(Data records)

--- --- ---

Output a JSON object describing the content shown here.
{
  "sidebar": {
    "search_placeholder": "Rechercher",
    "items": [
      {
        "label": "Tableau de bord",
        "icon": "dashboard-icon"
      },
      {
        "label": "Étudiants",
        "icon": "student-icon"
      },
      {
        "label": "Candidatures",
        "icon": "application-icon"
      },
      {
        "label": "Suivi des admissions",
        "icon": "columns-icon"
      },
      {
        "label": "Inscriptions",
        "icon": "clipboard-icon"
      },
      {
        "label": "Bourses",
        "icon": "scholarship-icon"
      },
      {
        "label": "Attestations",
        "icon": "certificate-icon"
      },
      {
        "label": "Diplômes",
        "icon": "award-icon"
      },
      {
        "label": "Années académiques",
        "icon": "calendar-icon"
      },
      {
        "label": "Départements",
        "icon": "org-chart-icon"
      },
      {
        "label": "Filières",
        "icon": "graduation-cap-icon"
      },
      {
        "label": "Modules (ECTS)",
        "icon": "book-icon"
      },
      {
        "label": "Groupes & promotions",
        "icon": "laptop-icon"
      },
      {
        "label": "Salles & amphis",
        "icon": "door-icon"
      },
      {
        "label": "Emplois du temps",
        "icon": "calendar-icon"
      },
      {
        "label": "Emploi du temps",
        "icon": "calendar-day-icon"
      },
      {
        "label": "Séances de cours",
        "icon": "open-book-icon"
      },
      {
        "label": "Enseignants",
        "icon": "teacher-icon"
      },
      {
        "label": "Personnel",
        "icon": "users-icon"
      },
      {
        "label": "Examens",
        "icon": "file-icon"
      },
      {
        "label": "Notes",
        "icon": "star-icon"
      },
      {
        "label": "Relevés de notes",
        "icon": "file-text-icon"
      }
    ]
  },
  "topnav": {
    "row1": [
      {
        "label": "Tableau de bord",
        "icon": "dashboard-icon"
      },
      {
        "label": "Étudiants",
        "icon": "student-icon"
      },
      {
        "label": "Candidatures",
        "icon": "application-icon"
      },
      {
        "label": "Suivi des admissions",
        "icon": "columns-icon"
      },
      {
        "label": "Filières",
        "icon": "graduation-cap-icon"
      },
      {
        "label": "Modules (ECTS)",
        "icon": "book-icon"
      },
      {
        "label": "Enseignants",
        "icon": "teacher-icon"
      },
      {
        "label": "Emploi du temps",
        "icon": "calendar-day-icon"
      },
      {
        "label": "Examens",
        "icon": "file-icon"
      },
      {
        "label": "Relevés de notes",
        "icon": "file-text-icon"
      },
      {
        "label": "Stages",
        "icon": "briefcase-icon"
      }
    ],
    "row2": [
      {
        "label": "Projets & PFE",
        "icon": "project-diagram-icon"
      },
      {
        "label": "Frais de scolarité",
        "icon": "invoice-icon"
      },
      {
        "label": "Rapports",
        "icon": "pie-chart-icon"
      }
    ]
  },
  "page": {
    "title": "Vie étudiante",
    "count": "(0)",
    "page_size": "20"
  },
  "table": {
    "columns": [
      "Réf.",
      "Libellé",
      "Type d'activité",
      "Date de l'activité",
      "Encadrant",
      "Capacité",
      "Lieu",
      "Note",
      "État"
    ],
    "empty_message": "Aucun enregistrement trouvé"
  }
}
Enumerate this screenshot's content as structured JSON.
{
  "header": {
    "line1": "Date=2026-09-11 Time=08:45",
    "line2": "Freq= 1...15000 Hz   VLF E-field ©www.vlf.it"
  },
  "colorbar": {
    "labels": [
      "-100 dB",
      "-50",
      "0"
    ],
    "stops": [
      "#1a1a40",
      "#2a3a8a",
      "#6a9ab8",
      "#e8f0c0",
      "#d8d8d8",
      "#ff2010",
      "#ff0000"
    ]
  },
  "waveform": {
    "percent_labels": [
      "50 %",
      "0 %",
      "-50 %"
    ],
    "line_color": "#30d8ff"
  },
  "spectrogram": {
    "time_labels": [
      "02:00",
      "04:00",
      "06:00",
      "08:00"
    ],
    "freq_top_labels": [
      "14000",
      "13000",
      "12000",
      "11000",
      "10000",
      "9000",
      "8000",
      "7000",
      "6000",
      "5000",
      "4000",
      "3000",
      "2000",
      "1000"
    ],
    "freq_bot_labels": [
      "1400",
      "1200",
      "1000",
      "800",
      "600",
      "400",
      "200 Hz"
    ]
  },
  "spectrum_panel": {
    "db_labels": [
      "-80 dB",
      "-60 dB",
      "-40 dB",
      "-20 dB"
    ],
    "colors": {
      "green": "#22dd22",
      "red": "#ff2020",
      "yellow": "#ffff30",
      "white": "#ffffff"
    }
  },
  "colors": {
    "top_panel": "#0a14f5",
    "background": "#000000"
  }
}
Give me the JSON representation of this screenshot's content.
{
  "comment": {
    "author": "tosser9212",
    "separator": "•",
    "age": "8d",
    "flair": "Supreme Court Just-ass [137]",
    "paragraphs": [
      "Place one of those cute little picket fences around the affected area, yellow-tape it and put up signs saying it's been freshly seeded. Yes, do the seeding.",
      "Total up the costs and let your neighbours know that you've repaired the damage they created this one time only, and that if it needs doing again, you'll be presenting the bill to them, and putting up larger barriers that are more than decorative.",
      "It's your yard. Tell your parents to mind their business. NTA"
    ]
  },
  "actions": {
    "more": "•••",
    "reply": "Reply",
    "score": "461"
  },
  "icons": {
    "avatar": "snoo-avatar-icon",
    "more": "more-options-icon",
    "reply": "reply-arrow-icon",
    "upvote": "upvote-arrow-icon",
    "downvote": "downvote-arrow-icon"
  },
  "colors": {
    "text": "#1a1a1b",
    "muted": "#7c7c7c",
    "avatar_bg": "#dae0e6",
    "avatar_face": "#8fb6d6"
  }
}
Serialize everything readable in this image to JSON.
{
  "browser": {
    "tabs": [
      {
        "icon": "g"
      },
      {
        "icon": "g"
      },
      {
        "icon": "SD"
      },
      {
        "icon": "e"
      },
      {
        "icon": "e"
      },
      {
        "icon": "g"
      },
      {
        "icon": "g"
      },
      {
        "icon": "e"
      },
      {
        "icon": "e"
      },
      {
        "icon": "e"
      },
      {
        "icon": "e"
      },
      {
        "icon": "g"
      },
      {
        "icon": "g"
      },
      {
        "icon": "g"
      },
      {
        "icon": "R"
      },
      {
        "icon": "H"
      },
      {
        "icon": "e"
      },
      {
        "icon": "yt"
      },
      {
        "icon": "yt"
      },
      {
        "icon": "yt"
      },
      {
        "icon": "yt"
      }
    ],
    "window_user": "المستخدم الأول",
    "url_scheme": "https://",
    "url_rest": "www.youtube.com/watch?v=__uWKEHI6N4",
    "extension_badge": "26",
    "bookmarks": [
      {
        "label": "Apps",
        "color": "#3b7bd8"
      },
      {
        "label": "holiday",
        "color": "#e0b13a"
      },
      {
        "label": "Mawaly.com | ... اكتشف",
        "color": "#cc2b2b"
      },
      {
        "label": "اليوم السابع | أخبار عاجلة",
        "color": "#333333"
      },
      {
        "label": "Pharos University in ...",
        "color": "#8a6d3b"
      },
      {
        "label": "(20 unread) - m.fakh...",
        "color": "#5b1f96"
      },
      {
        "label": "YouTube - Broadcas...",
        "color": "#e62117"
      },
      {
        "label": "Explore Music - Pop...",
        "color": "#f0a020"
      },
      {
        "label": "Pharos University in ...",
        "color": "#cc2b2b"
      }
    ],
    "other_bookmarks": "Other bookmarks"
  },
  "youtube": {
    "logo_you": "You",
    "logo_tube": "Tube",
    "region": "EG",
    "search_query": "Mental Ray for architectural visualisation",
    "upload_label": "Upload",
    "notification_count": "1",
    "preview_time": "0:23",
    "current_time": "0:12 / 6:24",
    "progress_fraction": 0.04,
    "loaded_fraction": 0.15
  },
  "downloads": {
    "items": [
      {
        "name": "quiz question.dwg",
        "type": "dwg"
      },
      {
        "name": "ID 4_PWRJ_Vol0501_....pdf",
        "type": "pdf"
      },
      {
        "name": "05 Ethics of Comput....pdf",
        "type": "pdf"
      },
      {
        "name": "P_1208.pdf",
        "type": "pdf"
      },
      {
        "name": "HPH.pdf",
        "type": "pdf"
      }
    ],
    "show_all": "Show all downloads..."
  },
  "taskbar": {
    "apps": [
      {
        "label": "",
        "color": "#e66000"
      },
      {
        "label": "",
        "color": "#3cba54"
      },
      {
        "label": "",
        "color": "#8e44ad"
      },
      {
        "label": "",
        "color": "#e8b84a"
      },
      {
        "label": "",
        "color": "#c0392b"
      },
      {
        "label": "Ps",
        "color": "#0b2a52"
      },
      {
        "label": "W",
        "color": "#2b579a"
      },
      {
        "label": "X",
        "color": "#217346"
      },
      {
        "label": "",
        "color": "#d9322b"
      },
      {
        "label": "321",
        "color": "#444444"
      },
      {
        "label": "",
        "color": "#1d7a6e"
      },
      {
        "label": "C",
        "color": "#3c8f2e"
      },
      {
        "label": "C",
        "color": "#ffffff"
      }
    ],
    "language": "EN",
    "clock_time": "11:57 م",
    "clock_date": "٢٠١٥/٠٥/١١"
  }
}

--- --- ---

SET PROBLEM =>
Search the data for "arrow" and list every line in which it occurs.

WRITTEN ANSWER =>
    "reply": "reply-arrow-icon",
    "upvote": "upvote-arrow-icon",
    "downvote": "downvote-arrow-icon"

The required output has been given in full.